THE INPUT

==================================================

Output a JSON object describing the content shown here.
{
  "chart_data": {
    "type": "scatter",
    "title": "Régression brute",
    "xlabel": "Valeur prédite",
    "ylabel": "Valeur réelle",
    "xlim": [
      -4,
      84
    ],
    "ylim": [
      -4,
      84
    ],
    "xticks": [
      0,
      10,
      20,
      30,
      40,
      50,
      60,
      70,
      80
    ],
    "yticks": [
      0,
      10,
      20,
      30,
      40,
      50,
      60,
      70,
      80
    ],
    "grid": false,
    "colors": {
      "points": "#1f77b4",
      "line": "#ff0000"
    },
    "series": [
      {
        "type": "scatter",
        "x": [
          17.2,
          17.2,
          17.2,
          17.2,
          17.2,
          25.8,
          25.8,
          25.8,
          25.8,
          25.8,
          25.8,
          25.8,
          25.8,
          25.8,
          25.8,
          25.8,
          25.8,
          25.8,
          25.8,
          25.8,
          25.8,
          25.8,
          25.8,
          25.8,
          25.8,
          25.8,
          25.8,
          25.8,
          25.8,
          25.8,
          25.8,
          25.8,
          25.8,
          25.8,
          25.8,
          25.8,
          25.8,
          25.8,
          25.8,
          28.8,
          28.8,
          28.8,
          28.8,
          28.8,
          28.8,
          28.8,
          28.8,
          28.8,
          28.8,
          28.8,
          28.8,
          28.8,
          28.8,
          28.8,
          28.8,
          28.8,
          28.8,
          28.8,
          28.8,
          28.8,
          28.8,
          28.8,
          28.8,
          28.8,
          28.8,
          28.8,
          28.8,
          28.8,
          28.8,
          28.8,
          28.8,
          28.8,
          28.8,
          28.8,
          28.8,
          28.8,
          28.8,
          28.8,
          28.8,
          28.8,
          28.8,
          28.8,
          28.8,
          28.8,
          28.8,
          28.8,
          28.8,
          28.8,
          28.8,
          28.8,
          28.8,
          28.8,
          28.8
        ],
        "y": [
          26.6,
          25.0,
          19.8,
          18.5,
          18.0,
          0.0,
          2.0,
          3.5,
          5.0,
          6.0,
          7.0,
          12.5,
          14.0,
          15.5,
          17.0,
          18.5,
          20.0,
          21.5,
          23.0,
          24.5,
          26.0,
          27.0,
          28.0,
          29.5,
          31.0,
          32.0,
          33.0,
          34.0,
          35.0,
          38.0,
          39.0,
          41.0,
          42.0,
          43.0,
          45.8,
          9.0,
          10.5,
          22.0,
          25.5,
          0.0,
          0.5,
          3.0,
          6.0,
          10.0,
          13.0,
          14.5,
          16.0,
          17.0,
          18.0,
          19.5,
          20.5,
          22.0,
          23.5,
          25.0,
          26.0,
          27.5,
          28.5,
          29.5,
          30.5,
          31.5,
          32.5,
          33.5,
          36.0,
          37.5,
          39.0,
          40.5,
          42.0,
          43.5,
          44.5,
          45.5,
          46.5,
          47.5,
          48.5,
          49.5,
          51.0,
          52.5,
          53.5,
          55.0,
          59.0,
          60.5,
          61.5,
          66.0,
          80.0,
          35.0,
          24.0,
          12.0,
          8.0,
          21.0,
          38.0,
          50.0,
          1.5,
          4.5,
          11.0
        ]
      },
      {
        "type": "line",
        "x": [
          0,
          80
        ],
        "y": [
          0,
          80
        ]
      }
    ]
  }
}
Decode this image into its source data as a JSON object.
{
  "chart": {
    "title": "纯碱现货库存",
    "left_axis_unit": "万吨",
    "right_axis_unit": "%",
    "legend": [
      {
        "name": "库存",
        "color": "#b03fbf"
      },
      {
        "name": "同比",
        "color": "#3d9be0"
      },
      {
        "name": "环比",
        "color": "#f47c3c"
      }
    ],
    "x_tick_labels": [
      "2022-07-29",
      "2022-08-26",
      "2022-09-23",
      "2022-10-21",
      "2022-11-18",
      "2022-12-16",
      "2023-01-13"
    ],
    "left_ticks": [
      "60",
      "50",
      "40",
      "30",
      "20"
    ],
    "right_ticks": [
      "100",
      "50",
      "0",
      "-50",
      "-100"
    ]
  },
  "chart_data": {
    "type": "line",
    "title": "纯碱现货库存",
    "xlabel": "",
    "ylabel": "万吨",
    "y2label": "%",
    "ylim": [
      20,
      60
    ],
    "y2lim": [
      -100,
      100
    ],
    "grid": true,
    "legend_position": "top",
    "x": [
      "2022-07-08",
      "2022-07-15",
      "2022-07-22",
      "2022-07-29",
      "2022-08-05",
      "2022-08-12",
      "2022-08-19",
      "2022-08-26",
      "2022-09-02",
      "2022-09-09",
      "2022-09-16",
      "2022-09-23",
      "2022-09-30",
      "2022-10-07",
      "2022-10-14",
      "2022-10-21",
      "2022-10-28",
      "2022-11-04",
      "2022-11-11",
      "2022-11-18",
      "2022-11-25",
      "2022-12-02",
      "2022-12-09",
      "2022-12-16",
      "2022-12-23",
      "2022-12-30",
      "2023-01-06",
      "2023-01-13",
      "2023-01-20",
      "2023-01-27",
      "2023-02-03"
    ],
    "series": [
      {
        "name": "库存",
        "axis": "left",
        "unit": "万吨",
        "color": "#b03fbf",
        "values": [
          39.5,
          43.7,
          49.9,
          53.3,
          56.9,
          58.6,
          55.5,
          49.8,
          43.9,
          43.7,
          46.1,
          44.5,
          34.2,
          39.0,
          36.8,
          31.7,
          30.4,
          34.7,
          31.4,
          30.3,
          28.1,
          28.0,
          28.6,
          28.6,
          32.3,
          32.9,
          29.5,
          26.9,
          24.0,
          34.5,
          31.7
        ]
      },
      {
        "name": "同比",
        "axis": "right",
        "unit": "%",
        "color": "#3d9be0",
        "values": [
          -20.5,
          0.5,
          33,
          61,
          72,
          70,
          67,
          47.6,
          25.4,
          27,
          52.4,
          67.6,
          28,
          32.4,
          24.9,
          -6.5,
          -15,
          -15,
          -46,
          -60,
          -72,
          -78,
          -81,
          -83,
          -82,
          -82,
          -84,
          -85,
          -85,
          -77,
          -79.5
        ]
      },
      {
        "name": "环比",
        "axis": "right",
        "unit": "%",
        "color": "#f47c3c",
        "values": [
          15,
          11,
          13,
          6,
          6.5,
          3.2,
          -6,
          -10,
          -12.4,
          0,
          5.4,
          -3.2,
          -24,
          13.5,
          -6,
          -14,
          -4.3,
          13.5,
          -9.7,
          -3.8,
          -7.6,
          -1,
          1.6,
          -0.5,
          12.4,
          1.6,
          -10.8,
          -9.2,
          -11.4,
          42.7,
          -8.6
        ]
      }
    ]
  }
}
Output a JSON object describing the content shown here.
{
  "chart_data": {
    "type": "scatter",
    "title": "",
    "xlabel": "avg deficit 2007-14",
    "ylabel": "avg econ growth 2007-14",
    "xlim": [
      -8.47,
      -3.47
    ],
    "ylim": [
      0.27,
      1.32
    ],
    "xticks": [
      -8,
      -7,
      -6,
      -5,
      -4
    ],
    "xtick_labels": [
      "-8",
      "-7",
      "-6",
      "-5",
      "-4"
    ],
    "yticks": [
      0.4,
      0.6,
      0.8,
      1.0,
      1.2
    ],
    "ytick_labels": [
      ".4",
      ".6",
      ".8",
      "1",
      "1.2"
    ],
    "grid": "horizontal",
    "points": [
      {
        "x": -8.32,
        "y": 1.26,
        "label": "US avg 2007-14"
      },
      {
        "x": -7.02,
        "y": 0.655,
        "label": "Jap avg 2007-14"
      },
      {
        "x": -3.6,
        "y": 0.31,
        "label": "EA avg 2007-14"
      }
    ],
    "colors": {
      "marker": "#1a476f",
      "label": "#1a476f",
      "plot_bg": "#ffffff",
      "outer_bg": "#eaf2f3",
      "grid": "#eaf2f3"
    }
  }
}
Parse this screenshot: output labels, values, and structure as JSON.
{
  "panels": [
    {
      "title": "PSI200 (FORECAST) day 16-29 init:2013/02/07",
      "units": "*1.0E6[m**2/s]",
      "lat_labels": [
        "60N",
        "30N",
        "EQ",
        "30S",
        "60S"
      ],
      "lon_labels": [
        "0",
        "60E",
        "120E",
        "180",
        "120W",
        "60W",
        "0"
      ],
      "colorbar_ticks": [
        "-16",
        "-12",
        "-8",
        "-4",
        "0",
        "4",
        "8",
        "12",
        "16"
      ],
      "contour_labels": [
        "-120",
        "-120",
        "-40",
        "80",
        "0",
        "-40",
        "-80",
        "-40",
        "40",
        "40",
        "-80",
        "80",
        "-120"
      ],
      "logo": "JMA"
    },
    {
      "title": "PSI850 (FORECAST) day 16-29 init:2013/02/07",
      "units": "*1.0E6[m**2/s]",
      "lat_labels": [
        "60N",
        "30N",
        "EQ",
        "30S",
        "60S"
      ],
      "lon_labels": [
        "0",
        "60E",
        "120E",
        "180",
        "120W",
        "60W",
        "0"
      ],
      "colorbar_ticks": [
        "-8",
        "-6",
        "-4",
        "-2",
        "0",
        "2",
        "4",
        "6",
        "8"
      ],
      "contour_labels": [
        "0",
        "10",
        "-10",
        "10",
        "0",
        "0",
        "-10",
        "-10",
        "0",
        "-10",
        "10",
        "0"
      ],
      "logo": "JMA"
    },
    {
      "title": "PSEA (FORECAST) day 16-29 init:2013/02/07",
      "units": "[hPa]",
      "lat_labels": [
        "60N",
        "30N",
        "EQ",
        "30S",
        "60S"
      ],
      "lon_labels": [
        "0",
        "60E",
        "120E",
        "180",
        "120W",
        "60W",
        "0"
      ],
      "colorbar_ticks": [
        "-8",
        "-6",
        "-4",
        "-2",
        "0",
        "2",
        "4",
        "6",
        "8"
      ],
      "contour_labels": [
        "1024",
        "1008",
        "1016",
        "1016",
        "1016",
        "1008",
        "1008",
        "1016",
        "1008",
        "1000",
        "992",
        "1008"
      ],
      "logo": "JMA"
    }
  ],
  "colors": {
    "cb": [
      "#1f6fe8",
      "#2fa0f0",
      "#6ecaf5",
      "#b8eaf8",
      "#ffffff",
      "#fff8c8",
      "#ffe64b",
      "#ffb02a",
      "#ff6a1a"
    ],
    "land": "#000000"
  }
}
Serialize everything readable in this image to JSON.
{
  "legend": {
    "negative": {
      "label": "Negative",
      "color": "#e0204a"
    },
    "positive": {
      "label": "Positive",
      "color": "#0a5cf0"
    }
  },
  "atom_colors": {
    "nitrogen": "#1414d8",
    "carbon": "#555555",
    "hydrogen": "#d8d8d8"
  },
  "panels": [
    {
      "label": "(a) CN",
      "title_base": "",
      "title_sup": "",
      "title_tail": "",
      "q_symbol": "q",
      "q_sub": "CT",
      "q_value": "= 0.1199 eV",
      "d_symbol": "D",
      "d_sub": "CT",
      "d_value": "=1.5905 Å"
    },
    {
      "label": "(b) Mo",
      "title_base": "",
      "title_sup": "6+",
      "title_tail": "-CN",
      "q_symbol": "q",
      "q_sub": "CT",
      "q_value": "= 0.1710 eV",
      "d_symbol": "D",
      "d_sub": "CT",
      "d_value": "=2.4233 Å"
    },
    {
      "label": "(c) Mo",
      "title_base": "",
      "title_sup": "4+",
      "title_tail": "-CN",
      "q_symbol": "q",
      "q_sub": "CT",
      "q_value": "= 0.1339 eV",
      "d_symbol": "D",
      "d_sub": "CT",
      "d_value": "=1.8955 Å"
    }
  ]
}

==================================================

From the entries above, copy every line that holds the word "type".

    "type": "scatter",
        "type": "scatter",
        "type": "line",
    "type": "line",
    "type": "scatter",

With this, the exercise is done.